> [What the exercise asks] Pull every "links" line out of the data below.

> [Listed records]

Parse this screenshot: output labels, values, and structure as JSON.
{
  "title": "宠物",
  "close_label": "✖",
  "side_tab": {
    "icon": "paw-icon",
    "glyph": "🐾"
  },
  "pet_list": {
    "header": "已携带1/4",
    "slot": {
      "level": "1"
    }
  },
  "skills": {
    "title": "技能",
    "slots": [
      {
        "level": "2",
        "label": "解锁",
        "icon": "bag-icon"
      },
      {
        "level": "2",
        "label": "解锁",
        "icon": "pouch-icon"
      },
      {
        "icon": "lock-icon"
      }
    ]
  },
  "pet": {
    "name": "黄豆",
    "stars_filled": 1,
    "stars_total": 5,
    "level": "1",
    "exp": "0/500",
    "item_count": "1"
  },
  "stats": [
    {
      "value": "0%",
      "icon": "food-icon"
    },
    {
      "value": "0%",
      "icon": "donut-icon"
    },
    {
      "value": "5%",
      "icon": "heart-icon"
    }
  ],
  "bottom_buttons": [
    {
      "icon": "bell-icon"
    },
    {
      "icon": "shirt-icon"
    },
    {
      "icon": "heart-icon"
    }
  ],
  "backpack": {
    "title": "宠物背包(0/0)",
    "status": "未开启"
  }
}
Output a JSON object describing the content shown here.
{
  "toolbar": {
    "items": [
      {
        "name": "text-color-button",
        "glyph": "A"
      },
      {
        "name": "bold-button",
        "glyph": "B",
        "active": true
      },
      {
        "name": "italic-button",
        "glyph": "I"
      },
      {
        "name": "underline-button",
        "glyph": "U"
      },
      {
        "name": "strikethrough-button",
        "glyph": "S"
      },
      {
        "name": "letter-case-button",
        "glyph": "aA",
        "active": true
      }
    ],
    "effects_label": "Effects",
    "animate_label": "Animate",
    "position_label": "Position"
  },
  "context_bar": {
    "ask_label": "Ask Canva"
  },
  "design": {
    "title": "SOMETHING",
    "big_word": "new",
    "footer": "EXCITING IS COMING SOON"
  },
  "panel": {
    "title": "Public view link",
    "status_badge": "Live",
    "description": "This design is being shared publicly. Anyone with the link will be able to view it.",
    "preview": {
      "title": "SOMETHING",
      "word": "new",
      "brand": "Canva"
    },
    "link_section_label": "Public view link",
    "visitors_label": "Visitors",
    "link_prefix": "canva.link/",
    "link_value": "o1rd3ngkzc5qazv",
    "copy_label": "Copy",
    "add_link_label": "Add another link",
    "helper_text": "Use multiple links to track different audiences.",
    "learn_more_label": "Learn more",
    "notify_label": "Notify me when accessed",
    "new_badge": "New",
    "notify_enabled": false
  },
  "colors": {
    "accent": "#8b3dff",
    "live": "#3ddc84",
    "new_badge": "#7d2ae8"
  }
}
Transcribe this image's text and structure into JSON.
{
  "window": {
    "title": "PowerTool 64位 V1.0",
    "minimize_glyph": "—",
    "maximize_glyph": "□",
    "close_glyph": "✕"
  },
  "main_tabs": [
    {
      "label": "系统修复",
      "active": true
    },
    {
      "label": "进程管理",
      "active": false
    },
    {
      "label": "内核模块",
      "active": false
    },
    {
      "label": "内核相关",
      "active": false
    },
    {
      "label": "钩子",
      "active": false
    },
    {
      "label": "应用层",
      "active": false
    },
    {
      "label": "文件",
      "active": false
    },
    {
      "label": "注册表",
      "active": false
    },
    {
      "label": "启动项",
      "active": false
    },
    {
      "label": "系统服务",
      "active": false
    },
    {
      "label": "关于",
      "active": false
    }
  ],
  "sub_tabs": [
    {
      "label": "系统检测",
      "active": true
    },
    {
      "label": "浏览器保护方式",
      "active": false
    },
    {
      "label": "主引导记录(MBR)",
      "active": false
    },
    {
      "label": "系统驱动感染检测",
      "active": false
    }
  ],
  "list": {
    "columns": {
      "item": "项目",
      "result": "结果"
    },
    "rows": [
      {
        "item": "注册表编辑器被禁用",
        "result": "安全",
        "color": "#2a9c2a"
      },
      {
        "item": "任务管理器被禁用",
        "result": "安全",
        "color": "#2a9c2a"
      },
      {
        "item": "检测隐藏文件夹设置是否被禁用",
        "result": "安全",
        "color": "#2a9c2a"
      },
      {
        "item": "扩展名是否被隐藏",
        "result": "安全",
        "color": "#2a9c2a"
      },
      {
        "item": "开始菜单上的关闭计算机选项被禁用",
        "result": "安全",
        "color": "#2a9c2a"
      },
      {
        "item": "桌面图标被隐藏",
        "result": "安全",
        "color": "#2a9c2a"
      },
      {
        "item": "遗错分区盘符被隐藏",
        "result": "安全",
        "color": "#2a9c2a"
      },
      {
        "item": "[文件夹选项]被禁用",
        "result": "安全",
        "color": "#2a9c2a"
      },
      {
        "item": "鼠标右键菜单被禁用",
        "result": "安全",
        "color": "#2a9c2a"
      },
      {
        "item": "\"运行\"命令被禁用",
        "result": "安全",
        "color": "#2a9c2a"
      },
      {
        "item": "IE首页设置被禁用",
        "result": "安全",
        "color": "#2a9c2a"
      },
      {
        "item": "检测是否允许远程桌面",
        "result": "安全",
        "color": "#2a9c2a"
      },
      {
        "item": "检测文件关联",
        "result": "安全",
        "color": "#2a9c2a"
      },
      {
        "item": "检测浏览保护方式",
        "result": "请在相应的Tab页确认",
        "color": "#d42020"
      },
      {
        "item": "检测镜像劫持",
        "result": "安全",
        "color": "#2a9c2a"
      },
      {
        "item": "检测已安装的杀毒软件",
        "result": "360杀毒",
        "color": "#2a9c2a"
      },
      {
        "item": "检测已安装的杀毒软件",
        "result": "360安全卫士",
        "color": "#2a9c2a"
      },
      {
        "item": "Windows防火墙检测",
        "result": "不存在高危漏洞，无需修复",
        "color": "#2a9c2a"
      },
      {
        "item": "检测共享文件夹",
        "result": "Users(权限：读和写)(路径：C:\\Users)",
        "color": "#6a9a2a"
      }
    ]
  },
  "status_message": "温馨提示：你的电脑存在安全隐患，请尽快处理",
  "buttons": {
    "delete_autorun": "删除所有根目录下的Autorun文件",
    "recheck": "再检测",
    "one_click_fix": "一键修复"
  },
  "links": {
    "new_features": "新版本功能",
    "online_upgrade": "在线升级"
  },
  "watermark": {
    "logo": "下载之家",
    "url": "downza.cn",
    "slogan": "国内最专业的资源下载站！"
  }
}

> [Task answer]
    "helper_text": "Use multiple links to track different audiences.",
  "links": {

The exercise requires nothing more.